WRITTEN REQUEST: Track down each line that has the word "внимание" and copy it.
=-=-=
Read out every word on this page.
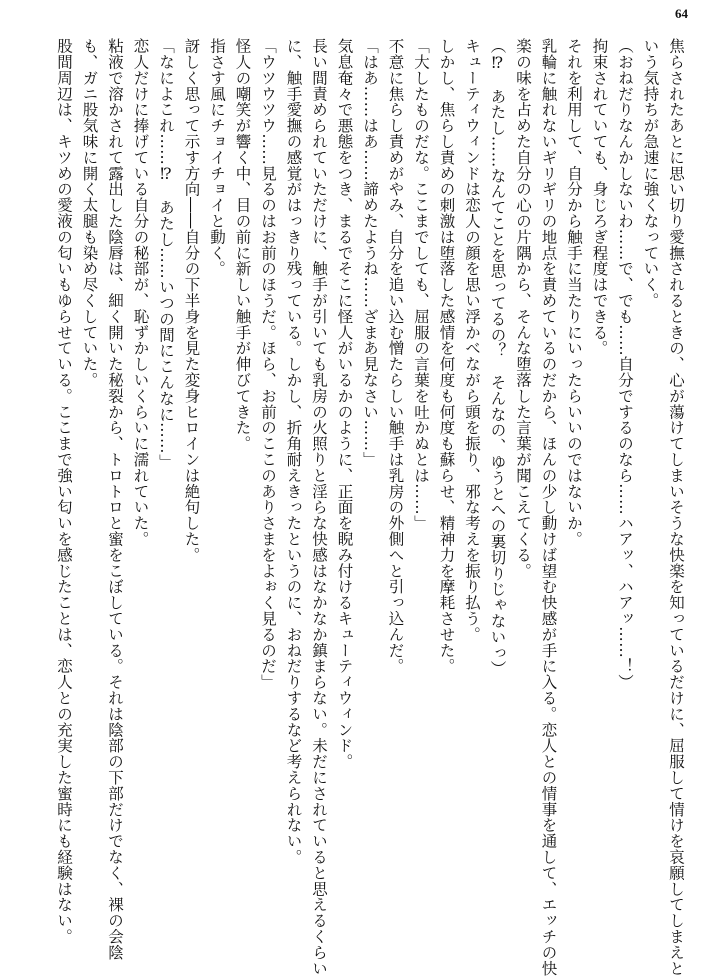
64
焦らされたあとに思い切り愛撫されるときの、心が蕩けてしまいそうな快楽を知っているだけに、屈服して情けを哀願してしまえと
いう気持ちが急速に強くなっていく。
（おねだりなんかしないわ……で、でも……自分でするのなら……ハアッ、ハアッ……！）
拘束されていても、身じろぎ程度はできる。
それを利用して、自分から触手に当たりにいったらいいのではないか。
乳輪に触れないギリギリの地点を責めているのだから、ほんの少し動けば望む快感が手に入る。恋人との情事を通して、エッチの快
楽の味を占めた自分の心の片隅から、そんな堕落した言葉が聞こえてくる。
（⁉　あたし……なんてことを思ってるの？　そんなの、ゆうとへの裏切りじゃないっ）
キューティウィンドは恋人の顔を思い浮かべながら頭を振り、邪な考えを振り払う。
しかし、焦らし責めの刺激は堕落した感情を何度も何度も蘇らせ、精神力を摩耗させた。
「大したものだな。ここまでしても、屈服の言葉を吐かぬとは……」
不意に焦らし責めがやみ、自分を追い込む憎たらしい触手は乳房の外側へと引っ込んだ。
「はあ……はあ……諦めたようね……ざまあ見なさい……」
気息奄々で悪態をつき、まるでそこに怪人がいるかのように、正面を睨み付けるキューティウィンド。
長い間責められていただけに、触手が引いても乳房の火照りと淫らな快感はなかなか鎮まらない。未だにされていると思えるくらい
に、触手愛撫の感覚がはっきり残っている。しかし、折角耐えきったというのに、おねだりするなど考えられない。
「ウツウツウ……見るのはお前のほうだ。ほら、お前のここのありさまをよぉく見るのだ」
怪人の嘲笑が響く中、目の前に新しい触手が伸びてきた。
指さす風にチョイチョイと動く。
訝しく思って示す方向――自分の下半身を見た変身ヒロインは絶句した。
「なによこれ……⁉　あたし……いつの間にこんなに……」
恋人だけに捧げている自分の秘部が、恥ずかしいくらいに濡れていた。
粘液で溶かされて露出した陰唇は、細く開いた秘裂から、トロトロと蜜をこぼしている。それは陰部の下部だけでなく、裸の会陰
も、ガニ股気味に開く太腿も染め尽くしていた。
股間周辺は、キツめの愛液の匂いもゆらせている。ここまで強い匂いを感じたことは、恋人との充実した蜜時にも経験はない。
=-=-=
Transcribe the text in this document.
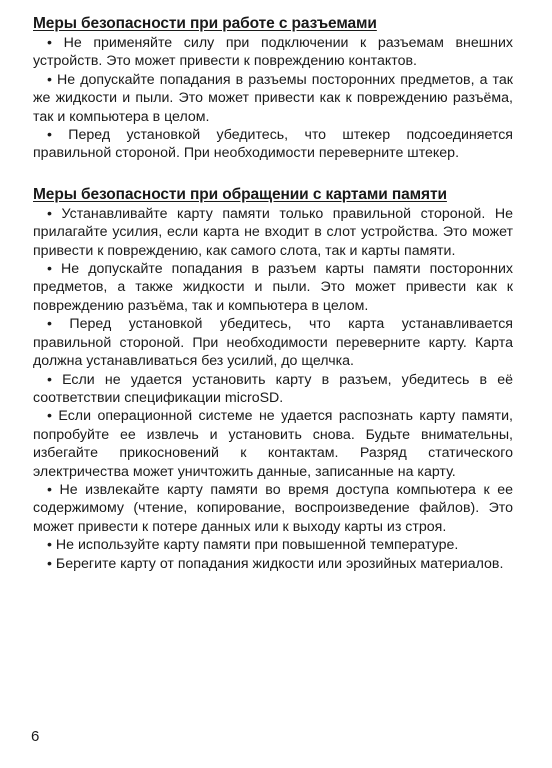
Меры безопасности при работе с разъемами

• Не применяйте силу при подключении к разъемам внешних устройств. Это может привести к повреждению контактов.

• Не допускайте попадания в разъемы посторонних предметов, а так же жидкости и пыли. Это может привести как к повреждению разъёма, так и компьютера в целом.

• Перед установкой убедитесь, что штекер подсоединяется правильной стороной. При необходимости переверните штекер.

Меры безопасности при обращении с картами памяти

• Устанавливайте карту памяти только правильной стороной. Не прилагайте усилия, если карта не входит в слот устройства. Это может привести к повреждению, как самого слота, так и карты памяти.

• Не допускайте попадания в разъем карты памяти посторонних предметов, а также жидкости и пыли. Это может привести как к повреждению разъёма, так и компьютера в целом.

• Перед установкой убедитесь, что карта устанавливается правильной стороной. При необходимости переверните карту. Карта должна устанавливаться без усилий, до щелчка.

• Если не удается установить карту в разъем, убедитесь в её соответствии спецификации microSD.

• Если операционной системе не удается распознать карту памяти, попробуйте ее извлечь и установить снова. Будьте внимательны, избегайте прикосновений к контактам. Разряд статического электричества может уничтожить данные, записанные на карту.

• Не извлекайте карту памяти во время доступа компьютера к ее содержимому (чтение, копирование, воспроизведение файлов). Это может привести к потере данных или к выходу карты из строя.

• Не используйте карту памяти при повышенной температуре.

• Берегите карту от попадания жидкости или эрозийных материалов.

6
=-=-=
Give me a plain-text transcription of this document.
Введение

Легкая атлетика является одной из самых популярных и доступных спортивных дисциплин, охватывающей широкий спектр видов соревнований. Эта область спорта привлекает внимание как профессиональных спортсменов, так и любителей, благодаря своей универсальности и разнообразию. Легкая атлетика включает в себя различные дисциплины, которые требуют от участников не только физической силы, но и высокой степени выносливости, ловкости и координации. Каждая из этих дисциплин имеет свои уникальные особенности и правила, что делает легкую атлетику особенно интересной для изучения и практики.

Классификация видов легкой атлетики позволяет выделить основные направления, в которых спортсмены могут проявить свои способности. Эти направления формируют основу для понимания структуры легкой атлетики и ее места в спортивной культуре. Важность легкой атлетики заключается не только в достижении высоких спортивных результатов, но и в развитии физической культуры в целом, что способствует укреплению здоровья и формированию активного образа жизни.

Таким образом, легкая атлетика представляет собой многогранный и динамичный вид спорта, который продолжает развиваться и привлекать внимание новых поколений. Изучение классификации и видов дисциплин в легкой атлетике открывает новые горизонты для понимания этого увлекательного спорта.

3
=-=-=
FINAL ANSWER:
Легкая атлетика является одной из самых популярных и доступных спортивных дисциплин, охватывающей широкий спектр видов соревнований. Эта область спорта привлекает внимание как профессиональных спортсменов, так и любителей, благодаря своей универсальности и разнообразию. Легкая атлетика включает в себя различные дисциплины, которые требуют от участников не только физической силы, но и высокой степени выносливости, ловкости и координации. Каждая из этих дисциплин имеет свои уникальные особенности и правила, что делает легкую атлетику особенно интересной для изучения и практики.
Таким образом, легкая атлетика представляет собой многогранный и динамичный вид спорта, который продолжает развиваться и привлекать внимание новых поколений. Изучение классификации и видов дисциплин в легкой атлетике открывает новые горизонты для понимания этого увлекательного спорта.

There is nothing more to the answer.